Recorded data:
•••••

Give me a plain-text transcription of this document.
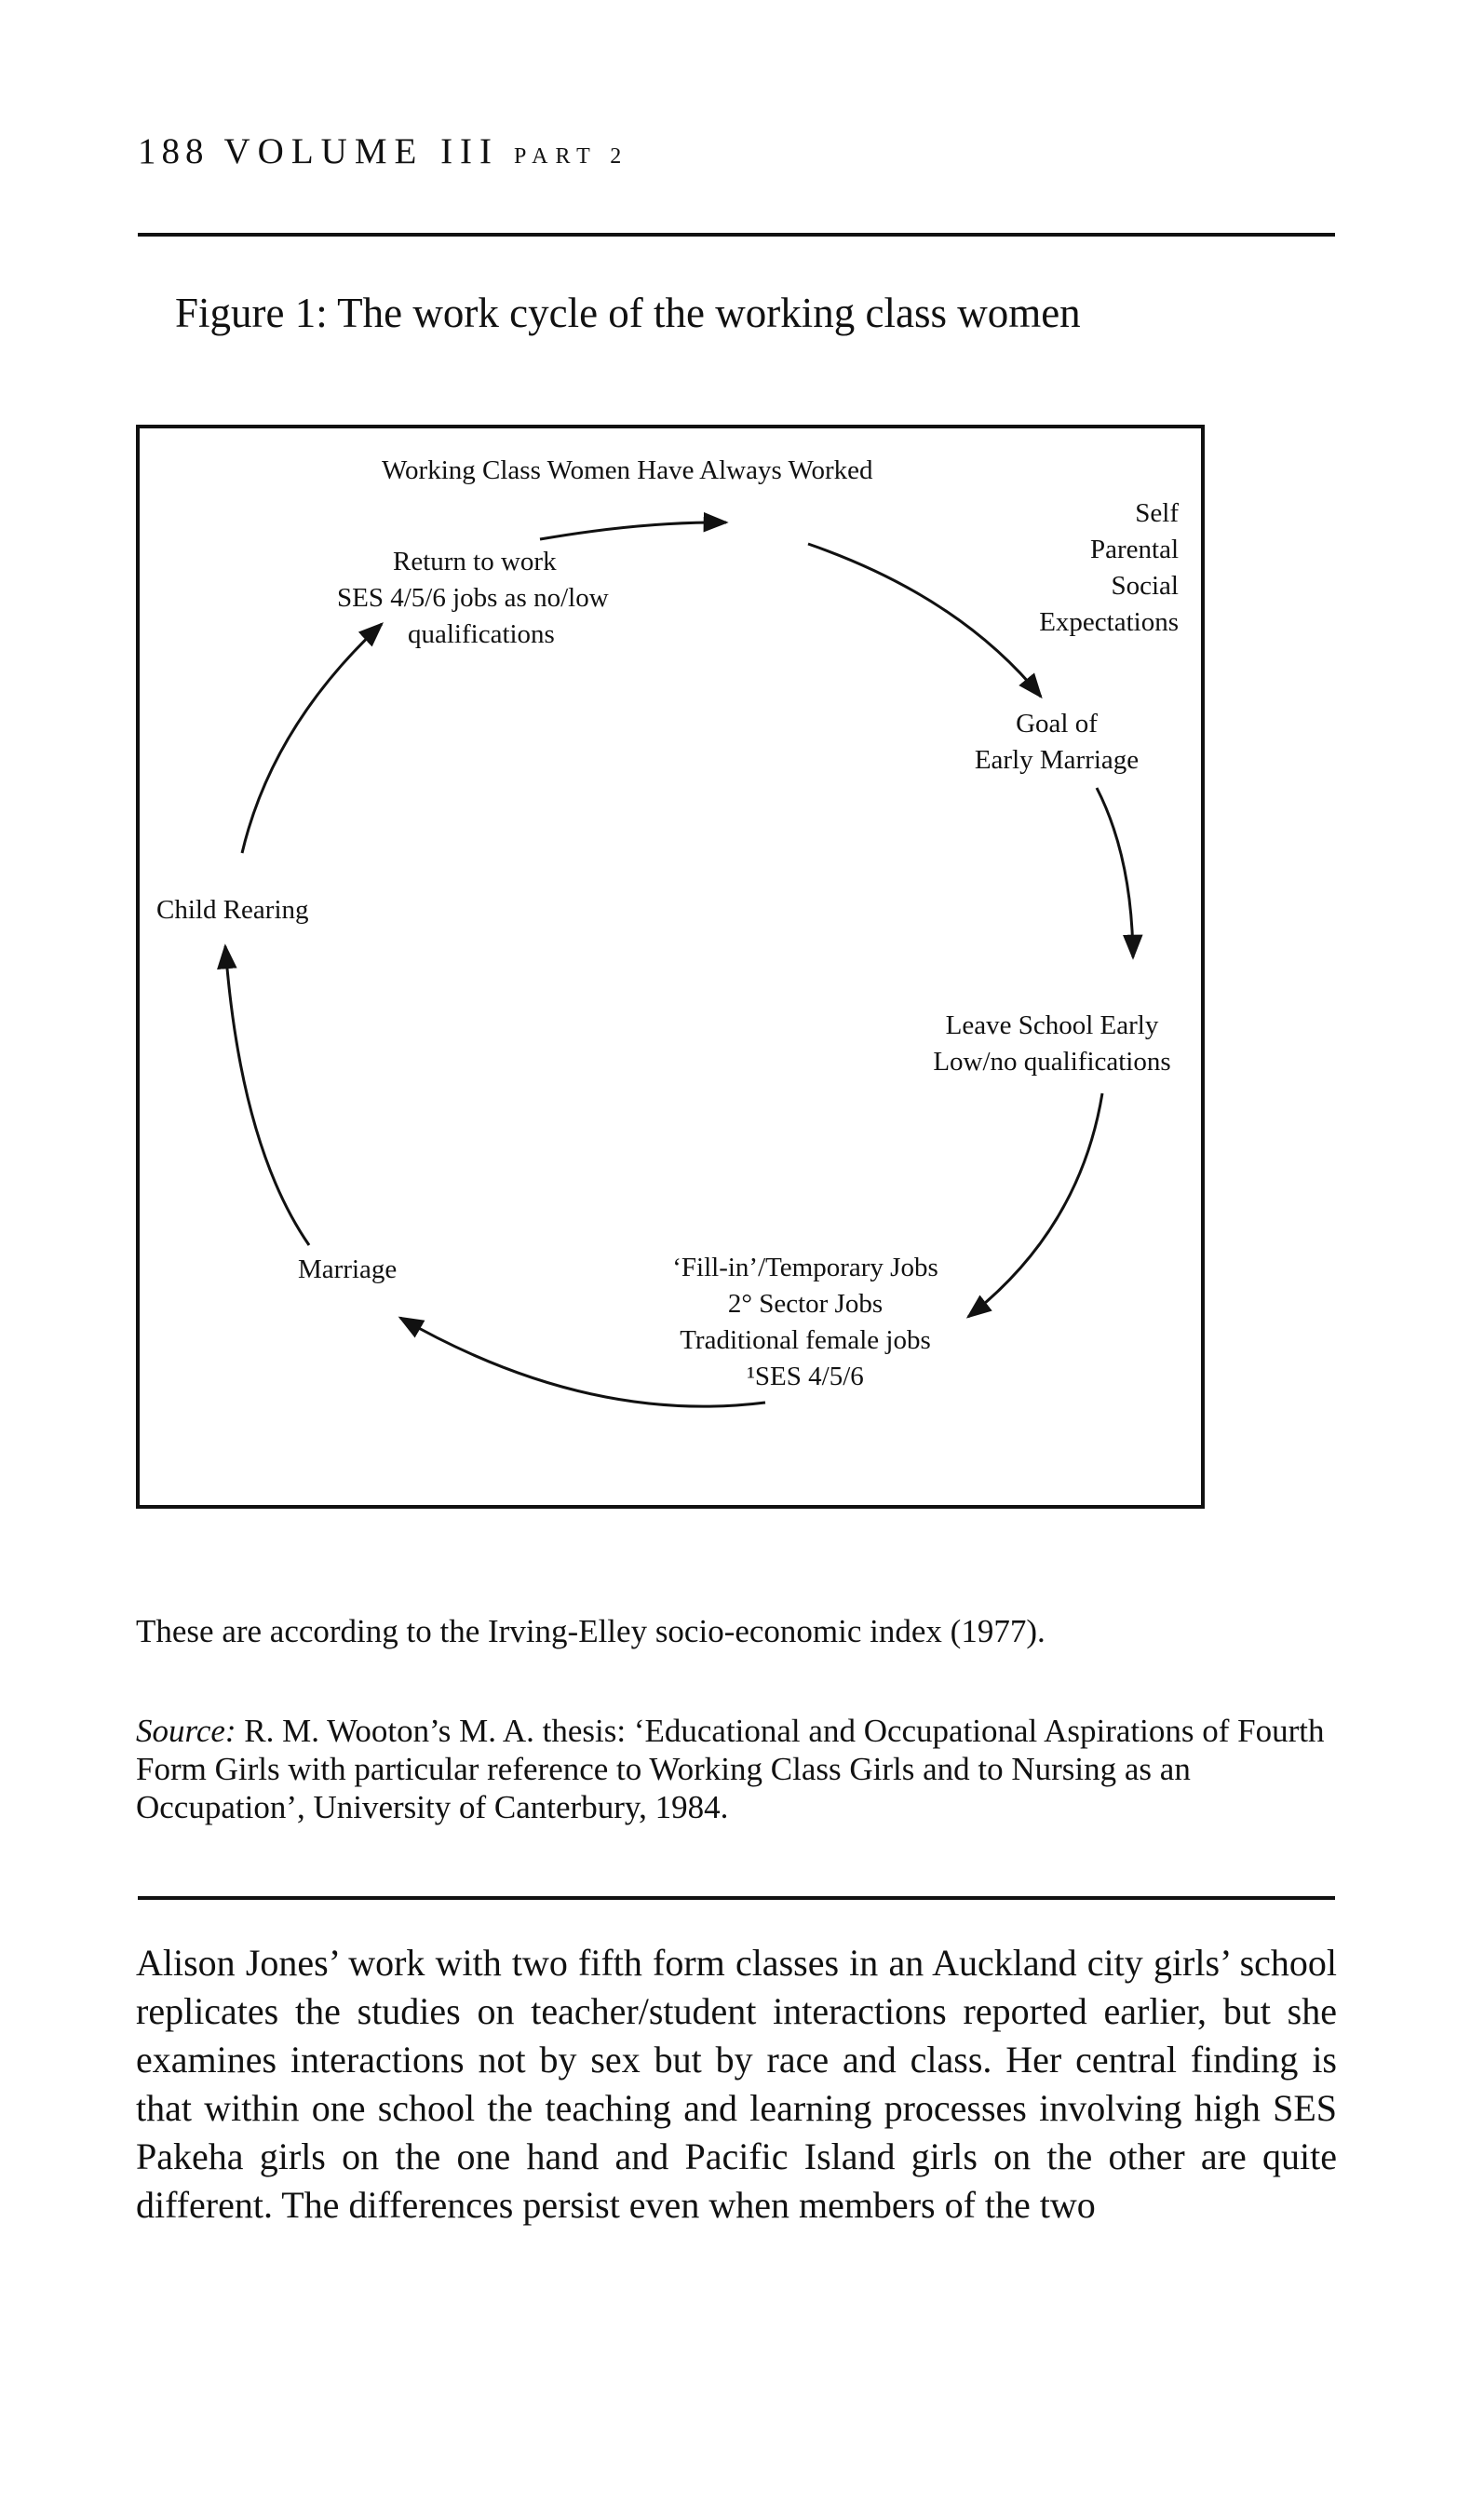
188 VOLUME III PART 2
Figure 1: The work cycle of the working class women
Working Class Women Have Always Worked
Self
Parental
Social
Expectations
Goal of
Early Marriage
Leave School Early
Low/no qualifications
‘Fill-in’/Temporary Jobs
2° Sector Jobs
Traditional female jobs
¹SES 4/5/6
Marriage
Child Rearing
Return to work
SES 4/5/6 jobs as no/low
qualifications
These are according to the Irving-Elley socio-economic index (1977).
Source: R. M. Wooton’s M. A. thesis: ‘Educational and Occupational Aspirations of Fourth Form Girls with particular reference to Working Class Girls and to Nursing as an Occupation’, University of Canterbury, 1984.
Alison Jones’ work with two fifth form classes in an Auckland city girls’ school replicates the studies on teacher/student interactions reported earlier, but she examines interactions not by sex but by race and class. Her central finding is that within one school the teaching and learning processes involving high SES Pakeha girls on the one hand and Pacific Island girls on the other are quite different. The differences persist even when members of the two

•••••

*What to work on*
Nothing but the pictures may be dropped; output the records above exactly.

*Final result*
Give me a plain-text transcription of this document.
188 VOLUME III PART 2
Figure 1: The work cycle of the working class women
Working Class Women Have Always Worked
Self
Parental
Social
Expectations
Goal of
Early Marriage
Leave School Early
Low/no qualifications
‘Fill-in’/Temporary Jobs
2° Sector Jobs
Traditional female jobs
¹SES 4/5/6
Marriage
Child Rearing
Return to work
SES 4/5/6 jobs as no/low
qualifications
These are according to the Irving-Elley socio-economic index (1977).
Source: R. M. Wooton’s M. A. thesis: ‘Educational and Occupational Aspirations of Fourth Form Girls with particular reference to Working Class Girls and to Nursing as an Occupation’, University of Canterbury, 1984.
Alison Jones’ work with two fifth form classes in an Auckland city girls’ school replicates the studies on teacher/student interactions reported earlier, but she examines interactions not by sex but by race and class. Her central finding is that within one school the teaching and learning processes involving high SES Pakeha girls on the one hand and Pacific Island girls on the other are quite different. The differences persist even when members of the two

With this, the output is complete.